#### EXCERPTED RECORDS ####

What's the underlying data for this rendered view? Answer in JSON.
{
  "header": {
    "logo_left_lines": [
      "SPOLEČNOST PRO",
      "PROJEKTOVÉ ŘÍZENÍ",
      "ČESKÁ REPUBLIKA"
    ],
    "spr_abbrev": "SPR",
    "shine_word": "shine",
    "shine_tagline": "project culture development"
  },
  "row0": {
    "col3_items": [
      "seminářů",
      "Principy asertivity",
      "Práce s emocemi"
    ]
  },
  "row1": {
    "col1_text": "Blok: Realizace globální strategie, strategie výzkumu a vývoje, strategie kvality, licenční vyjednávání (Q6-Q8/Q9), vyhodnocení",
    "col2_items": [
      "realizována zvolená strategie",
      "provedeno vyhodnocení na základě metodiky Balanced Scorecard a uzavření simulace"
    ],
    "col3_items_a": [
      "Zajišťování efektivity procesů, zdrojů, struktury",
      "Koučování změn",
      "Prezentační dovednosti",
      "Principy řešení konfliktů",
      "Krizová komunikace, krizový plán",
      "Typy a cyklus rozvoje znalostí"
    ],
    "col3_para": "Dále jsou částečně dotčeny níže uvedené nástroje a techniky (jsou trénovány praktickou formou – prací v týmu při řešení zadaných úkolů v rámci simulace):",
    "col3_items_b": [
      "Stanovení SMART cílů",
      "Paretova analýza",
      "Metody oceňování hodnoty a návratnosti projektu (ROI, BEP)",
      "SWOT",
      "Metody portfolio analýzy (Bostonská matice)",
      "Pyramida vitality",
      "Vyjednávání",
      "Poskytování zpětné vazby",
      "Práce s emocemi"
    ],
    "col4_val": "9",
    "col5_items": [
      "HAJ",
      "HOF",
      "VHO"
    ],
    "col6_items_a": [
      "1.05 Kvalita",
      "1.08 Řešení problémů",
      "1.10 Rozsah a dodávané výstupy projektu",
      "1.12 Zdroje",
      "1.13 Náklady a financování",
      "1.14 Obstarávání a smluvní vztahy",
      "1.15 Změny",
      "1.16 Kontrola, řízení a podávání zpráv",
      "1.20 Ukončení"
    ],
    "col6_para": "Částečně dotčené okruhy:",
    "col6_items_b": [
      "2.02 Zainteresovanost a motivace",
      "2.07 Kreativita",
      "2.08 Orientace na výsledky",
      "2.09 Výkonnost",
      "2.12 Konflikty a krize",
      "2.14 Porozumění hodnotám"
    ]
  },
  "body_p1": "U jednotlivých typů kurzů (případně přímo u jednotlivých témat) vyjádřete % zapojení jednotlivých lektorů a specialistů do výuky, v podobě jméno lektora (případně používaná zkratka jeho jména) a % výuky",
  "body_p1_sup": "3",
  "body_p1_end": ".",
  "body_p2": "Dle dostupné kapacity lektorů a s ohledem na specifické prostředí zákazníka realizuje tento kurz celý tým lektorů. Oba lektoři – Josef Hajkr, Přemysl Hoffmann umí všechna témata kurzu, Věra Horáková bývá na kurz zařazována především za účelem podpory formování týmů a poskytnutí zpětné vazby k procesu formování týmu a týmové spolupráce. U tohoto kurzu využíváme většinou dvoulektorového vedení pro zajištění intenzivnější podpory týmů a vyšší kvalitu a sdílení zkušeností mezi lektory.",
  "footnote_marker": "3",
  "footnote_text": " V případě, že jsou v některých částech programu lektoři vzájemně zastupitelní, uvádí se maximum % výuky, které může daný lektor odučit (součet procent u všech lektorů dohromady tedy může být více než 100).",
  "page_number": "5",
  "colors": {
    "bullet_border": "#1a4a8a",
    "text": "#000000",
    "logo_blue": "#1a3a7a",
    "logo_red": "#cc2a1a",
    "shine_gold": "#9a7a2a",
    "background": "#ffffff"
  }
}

####

PROBLEM >> From the listing, copy each line containing the word "Metody".

RESULT OF THE TASK >>
      "Metody oceňování hodnoty a návratnosti projektu (ROI, BEP)",
      "Metody portfolio analýzy (Bostonská matice)",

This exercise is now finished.